» TASK REQUIREMENTS:
Only a number is wanted: how many lines in the listing contain the word "arrow"?

» DATA:
════════════════════

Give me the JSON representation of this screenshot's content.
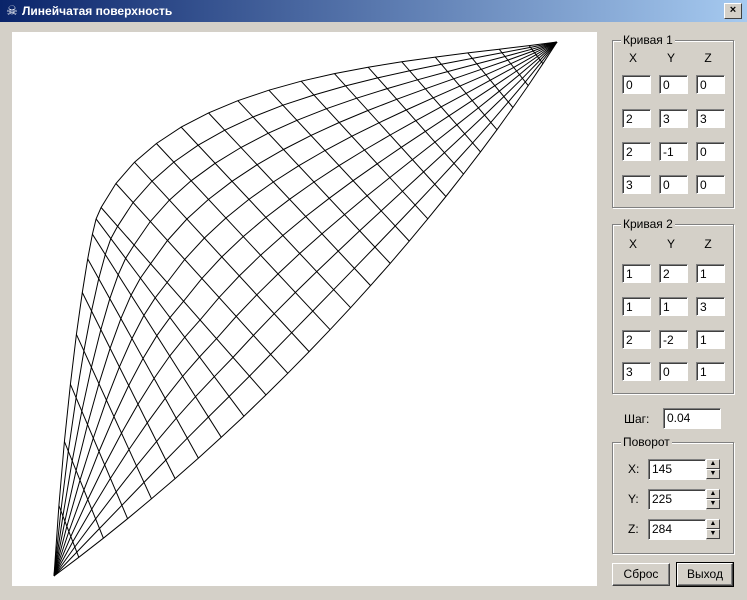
{
  "window": {
    "title": "Линейчатая поверхность",
    "close_label": "×"
  },
  "curve1": {
    "label": "Кривая 1",
    "headers": [
      "X",
      "Y",
      "Z"
    ],
    "rows": [
      [
        "0",
        "0",
        "0"
      ],
      [
        "2",
        "3",
        "3"
      ],
      [
        "2",
        "-1",
        "0"
      ],
      [
        "3",
        "0",
        "0"
      ]
    ]
  },
  "curve2": {
    "label": "Кривая 2",
    "headers": [
      "X",
      "Y",
      "Z"
    ],
    "rows": [
      [
        "1",
        "2",
        "1"
      ],
      [
        "1",
        "1",
        "3"
      ],
      [
        "2",
        "-2",
        "1"
      ],
      [
        "3",
        "0",
        "1"
      ]
    ]
  },
  "step": {
    "label": "Шаг:",
    "value": "0.04"
  },
  "rotation": {
    "label": "Поворот",
    "x_label": "X:",
    "x_value": "145",
    "y_label": "Y:",
    "y_value": "225",
    "z_label": "Z:",
    "z_value": "284"
  },
  "buttons": {
    "reset": "Сброс",
    "exit": "Выход"
  },
  "icons": {
    "app": "skull-icon",
    "spin_up": "up-arrow-icon",
    "spin_down": "down-arrow-icon"
  }
}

════════════════════

» RESPONSE BELOW:
2